From the listing below, pull out every line where the string "text" appears.

→ **Provided entries**:
***

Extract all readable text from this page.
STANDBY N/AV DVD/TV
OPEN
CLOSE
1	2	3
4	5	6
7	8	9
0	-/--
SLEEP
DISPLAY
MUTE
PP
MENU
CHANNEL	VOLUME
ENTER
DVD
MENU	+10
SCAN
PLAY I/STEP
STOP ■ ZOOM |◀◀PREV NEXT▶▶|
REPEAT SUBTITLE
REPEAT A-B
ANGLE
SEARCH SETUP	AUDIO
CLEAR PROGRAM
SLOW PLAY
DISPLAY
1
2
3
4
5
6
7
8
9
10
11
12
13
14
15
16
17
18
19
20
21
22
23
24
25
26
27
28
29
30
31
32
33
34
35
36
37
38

***

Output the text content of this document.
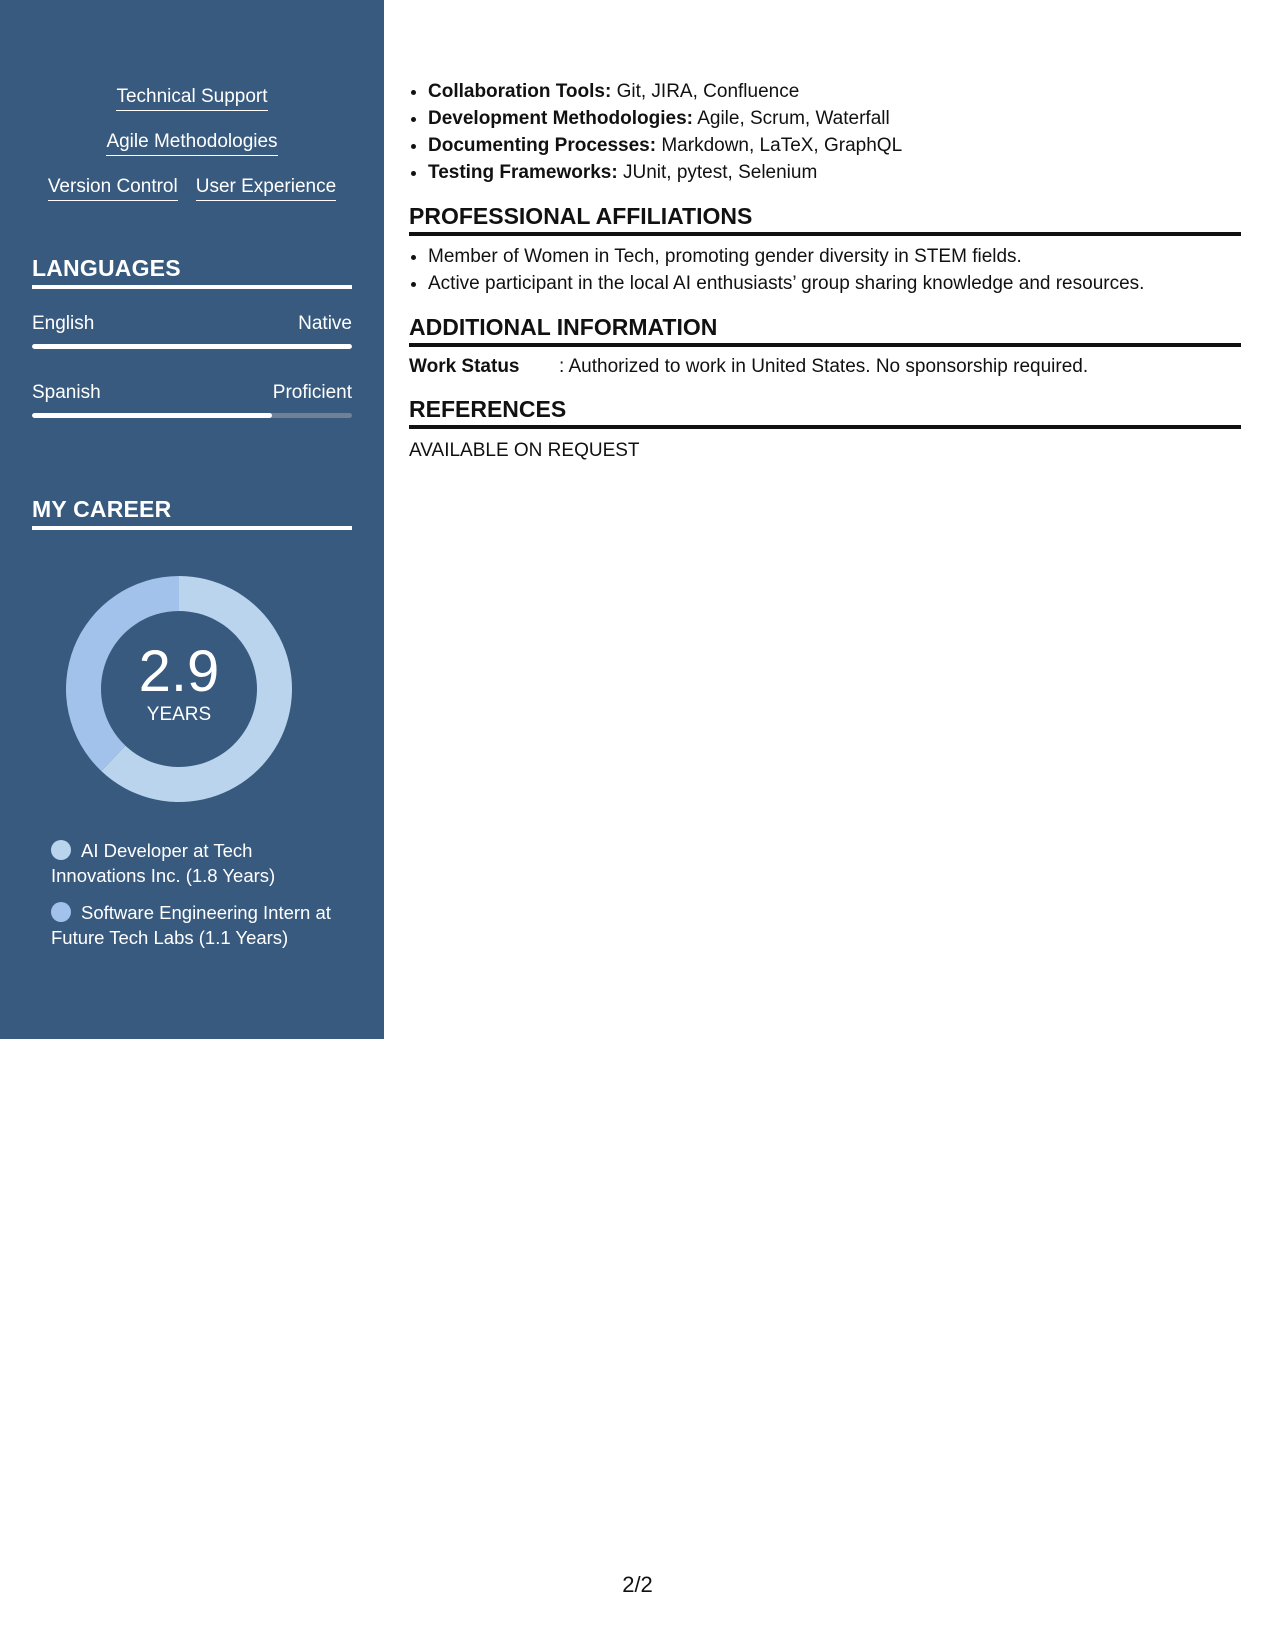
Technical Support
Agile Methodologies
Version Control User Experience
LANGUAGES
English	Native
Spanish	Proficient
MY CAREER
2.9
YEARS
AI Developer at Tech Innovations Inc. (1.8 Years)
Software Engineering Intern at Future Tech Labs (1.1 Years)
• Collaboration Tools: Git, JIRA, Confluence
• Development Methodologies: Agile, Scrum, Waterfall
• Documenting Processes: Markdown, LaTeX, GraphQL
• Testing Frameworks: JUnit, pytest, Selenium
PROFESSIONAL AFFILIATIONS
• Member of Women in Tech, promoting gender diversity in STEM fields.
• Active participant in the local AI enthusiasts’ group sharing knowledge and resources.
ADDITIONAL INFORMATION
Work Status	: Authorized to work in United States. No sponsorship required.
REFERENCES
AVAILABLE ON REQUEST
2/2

***

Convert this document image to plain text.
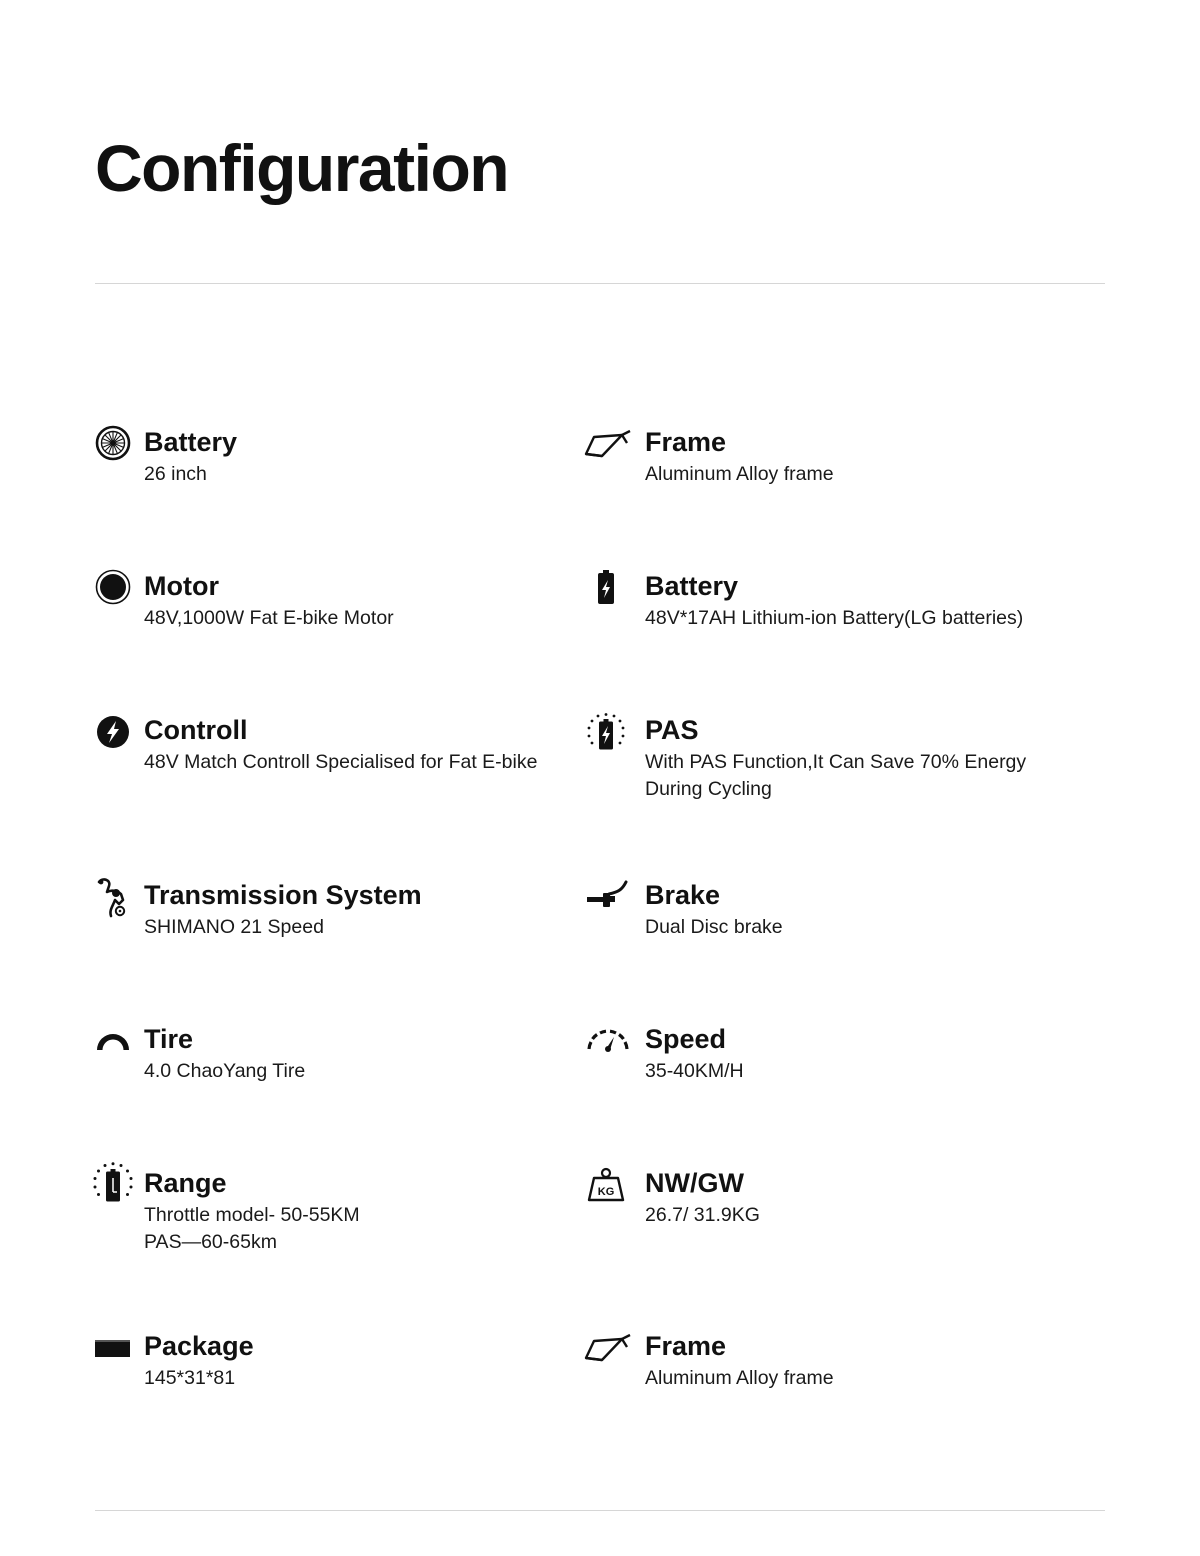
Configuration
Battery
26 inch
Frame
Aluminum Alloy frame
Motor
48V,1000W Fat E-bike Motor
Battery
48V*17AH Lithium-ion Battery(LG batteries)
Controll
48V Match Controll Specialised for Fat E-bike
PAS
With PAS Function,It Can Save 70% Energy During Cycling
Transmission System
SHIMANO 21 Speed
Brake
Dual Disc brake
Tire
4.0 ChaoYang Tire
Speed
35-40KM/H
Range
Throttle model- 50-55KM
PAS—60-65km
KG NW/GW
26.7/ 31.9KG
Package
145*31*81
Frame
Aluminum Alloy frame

***

→ **Output of the exercise**:
Extract all readable text from this page.
Output the text content of this document.
Convert this document image to plain text.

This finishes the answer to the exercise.